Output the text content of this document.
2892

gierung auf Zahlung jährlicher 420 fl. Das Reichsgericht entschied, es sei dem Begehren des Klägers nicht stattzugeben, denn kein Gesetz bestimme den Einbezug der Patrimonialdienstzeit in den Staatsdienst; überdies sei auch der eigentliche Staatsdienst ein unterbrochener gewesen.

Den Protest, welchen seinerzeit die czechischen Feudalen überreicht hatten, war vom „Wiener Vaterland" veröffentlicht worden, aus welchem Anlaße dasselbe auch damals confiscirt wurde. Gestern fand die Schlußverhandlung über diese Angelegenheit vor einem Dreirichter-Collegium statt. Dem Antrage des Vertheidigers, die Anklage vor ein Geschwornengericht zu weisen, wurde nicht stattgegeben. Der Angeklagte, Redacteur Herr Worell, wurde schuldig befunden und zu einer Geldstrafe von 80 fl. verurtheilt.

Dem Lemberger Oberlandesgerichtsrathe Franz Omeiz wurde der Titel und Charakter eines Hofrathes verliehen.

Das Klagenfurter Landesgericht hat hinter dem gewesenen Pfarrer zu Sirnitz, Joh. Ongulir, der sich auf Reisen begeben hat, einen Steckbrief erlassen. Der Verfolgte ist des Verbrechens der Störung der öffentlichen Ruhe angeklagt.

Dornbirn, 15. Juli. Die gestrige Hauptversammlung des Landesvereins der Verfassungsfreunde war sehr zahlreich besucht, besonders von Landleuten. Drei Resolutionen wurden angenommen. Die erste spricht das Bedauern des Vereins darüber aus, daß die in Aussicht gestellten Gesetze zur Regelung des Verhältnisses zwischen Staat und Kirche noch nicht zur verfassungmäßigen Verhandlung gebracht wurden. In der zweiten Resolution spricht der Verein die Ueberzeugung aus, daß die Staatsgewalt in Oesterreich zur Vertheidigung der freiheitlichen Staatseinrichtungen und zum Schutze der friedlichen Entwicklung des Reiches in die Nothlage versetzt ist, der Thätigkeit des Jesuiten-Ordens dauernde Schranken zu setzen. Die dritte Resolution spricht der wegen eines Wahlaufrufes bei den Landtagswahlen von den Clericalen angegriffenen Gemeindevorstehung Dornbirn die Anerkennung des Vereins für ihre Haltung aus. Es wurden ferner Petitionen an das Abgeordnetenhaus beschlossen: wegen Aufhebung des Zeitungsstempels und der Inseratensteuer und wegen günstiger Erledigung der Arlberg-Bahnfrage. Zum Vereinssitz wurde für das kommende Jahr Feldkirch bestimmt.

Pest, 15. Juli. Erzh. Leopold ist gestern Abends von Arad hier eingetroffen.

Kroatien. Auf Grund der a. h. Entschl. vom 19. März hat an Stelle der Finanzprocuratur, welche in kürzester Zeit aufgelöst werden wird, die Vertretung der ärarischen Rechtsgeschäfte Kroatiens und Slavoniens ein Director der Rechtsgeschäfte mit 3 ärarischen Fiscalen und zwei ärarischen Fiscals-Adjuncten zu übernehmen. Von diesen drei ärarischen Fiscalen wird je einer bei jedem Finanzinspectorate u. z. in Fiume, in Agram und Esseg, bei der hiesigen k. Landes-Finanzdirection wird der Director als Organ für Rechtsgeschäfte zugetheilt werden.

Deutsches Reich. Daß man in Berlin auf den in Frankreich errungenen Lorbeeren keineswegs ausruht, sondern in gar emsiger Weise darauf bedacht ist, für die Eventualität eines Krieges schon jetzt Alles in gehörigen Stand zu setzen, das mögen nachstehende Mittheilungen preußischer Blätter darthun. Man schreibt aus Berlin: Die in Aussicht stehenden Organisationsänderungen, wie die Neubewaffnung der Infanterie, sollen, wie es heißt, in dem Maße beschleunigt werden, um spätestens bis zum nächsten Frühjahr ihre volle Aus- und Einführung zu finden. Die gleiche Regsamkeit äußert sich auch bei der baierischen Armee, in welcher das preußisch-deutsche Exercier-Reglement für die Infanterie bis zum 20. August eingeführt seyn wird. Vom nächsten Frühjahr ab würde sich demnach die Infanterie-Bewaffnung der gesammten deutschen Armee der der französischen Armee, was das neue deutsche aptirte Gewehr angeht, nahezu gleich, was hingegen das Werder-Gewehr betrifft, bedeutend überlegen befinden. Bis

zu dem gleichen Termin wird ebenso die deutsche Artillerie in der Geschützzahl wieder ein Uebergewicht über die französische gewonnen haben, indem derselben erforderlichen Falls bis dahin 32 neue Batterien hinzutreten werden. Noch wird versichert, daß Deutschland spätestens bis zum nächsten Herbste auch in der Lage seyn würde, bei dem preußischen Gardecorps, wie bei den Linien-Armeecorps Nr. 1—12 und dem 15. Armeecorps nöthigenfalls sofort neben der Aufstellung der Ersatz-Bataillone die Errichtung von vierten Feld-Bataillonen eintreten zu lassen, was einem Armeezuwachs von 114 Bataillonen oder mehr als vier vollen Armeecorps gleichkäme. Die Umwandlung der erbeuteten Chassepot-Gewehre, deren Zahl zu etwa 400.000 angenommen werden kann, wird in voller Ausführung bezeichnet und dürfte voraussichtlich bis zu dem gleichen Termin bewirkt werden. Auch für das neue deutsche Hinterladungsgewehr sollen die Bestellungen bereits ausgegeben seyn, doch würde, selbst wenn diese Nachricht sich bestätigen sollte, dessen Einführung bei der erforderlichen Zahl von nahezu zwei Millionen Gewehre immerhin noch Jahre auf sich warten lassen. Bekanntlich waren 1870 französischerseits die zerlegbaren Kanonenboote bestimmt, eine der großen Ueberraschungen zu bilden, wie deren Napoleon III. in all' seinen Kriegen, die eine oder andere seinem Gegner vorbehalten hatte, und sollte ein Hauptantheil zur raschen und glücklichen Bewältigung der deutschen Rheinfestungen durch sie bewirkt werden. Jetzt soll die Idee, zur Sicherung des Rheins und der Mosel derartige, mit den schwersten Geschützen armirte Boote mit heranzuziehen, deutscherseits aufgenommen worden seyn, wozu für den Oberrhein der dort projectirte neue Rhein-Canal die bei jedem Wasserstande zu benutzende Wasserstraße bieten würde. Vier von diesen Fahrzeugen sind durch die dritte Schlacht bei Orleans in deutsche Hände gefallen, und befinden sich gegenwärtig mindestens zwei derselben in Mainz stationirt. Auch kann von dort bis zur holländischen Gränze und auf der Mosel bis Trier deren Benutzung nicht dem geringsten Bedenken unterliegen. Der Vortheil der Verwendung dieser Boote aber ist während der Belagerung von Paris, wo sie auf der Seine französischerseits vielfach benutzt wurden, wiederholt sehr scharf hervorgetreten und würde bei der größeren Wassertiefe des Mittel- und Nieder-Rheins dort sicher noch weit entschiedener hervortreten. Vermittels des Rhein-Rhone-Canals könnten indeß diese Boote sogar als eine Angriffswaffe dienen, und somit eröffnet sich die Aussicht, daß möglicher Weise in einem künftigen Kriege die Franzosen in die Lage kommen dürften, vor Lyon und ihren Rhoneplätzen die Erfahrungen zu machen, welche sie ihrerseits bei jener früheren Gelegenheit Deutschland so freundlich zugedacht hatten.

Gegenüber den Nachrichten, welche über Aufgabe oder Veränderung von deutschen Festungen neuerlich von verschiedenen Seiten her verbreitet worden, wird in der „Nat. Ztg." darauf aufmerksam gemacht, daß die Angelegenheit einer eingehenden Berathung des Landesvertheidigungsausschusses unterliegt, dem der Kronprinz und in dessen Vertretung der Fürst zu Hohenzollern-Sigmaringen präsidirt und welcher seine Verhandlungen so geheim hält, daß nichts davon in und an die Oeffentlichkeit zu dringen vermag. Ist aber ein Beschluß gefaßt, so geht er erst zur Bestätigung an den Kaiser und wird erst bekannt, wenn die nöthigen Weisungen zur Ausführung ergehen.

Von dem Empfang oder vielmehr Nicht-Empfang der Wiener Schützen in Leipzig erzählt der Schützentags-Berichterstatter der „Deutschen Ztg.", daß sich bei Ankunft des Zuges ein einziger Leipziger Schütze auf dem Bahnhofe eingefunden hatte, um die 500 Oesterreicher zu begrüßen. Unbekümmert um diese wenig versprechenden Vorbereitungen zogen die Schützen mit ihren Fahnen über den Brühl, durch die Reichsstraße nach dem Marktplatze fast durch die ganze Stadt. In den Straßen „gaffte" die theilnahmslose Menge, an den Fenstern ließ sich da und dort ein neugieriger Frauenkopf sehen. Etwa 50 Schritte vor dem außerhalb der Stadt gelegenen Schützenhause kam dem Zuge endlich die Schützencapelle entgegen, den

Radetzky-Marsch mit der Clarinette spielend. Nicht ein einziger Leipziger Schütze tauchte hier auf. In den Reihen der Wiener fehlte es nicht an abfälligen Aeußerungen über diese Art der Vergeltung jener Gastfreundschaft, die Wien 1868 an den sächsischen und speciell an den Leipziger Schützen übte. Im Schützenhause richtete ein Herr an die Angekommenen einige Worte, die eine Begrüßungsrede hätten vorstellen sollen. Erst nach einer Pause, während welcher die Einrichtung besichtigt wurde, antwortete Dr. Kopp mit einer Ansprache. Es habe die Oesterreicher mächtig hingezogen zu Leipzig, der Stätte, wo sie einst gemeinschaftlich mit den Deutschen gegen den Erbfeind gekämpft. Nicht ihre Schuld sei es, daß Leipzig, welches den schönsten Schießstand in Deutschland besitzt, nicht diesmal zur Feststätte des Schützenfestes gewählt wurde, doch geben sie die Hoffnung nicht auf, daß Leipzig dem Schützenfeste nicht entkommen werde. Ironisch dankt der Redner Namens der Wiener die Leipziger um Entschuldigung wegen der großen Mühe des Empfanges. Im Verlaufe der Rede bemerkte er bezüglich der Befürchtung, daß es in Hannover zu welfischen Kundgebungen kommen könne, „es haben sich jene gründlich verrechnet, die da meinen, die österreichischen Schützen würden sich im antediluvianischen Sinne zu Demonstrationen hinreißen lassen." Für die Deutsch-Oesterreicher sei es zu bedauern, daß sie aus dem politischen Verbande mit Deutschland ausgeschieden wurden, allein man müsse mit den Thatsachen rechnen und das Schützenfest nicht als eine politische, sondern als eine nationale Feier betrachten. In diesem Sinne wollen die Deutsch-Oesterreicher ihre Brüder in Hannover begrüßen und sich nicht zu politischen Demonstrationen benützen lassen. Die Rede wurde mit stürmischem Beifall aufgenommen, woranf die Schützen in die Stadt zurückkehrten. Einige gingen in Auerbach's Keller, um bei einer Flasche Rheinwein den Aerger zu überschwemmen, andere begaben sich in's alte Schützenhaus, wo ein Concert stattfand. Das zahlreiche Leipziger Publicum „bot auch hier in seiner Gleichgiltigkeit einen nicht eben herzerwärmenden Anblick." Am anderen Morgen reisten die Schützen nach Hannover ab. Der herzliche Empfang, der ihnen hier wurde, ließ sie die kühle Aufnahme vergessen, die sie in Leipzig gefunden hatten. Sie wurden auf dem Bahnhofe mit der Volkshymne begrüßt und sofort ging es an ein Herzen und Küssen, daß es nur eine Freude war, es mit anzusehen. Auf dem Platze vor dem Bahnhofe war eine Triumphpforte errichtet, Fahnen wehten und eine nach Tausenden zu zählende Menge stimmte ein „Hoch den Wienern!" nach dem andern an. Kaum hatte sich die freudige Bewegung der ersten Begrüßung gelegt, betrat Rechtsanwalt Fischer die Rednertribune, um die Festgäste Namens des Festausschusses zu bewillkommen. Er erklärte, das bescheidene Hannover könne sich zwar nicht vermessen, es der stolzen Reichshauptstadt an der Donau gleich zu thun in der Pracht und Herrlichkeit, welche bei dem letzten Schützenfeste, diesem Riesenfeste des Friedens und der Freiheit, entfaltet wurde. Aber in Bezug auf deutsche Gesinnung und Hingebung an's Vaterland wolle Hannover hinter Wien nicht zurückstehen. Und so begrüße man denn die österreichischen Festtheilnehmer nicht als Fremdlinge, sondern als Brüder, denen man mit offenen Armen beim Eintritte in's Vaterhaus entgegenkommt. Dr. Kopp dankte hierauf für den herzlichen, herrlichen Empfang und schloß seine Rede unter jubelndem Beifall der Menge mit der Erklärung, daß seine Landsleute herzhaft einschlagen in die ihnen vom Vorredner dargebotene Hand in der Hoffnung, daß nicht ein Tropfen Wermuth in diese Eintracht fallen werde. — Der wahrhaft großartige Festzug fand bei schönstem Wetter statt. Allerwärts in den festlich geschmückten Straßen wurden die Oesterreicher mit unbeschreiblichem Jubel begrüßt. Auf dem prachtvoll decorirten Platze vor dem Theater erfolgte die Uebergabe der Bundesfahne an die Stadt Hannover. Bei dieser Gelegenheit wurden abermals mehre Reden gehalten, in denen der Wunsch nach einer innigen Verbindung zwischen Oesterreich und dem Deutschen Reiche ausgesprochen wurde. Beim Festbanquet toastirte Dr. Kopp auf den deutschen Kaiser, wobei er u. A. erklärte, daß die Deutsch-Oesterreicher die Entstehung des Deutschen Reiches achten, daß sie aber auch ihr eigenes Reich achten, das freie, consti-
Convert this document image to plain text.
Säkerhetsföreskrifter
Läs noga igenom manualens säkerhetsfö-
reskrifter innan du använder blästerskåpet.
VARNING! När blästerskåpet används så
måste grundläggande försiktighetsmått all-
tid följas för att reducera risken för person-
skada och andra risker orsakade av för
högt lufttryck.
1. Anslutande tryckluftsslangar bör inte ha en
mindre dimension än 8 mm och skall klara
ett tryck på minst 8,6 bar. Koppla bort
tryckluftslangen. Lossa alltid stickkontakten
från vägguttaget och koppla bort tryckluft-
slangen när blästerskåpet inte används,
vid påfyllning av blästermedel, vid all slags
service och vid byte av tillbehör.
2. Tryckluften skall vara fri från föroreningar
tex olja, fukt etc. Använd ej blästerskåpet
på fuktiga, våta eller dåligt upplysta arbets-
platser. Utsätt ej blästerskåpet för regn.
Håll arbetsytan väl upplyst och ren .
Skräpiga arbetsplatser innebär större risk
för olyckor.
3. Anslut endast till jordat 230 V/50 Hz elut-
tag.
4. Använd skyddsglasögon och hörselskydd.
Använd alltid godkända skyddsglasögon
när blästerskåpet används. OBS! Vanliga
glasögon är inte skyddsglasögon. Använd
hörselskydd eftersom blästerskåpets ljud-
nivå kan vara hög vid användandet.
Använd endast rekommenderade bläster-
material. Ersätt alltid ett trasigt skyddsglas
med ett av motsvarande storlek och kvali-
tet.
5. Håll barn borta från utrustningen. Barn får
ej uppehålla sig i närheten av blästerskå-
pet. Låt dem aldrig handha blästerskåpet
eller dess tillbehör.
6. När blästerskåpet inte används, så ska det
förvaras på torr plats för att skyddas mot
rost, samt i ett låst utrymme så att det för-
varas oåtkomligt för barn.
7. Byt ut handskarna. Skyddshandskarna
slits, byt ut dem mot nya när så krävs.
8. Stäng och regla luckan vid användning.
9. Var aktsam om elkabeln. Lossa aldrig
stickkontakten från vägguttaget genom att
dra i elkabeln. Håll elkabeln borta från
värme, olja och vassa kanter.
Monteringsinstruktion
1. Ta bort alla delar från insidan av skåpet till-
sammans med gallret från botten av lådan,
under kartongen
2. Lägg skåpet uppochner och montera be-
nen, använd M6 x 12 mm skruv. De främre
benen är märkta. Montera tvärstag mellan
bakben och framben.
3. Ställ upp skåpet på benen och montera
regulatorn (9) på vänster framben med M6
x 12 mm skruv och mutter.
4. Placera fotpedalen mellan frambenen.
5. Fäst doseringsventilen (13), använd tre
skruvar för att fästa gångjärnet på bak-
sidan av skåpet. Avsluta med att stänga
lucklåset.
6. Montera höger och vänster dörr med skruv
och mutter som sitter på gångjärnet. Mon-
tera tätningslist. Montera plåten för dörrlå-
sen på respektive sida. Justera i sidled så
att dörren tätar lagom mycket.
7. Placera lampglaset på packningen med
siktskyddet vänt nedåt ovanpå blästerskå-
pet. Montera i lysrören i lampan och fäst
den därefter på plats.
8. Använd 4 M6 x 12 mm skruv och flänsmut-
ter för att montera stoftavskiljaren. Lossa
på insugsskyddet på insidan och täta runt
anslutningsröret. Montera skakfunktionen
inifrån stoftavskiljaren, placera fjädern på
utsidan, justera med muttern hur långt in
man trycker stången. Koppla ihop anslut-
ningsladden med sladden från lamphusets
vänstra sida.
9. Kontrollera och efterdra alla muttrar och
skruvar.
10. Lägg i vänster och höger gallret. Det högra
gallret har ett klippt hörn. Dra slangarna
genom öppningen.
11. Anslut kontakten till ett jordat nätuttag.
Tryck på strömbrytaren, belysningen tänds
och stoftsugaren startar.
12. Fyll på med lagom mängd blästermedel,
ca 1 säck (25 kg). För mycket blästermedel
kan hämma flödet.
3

┄┄┄┄┄┄

- **Action item**:
Review the material and copy each line in which the word "alla" appears.

- **Answer to this task**:
1. Ta bort alla delar från insidan av skåpet till-
9. Kontrollera och efterdra alla muttrar och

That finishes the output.